What is expected:
Wherever the string "document" appears, copy the whole line.

╭──

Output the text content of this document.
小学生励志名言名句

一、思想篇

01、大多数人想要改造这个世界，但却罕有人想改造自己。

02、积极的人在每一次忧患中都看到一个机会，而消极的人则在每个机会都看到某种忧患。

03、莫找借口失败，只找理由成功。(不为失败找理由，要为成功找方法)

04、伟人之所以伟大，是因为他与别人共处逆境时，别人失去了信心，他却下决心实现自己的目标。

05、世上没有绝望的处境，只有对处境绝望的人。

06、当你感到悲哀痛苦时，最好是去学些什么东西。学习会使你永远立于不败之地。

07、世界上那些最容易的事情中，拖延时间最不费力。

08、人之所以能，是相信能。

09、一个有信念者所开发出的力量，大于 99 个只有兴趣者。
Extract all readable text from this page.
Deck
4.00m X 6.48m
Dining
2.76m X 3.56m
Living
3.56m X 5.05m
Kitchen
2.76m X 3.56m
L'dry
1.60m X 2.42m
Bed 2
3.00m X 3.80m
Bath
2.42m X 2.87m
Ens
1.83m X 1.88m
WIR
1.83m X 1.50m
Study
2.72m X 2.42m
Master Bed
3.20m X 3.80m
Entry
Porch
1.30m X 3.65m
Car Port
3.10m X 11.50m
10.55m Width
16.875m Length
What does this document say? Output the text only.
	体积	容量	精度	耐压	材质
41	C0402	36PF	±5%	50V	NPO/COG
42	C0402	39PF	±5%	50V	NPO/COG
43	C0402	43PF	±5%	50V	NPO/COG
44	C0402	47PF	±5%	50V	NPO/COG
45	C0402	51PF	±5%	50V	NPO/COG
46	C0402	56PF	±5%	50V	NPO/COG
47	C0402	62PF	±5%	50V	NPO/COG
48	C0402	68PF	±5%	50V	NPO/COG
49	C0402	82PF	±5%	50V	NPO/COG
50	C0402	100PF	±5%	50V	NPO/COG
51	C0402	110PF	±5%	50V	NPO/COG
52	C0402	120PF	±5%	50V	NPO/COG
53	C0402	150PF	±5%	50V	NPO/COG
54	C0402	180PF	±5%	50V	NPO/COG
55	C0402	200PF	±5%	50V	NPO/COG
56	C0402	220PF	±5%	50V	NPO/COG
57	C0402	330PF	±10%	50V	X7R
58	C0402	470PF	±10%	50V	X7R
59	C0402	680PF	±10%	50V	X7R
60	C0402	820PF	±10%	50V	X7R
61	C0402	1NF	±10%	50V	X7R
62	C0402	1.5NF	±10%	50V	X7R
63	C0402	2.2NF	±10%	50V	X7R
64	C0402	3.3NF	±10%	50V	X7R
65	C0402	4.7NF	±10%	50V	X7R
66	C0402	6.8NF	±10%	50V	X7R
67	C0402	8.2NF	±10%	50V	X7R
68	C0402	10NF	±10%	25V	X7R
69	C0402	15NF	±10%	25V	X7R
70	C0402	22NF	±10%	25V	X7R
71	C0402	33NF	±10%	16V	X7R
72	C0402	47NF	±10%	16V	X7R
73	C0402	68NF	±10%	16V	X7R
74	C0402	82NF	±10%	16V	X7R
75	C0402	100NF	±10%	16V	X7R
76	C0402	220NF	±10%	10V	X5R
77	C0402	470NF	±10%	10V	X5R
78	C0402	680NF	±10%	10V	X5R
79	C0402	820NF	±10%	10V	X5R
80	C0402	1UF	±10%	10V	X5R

╰──

Solution below:
Output the text content of this document.
What does this document say? Output the text only.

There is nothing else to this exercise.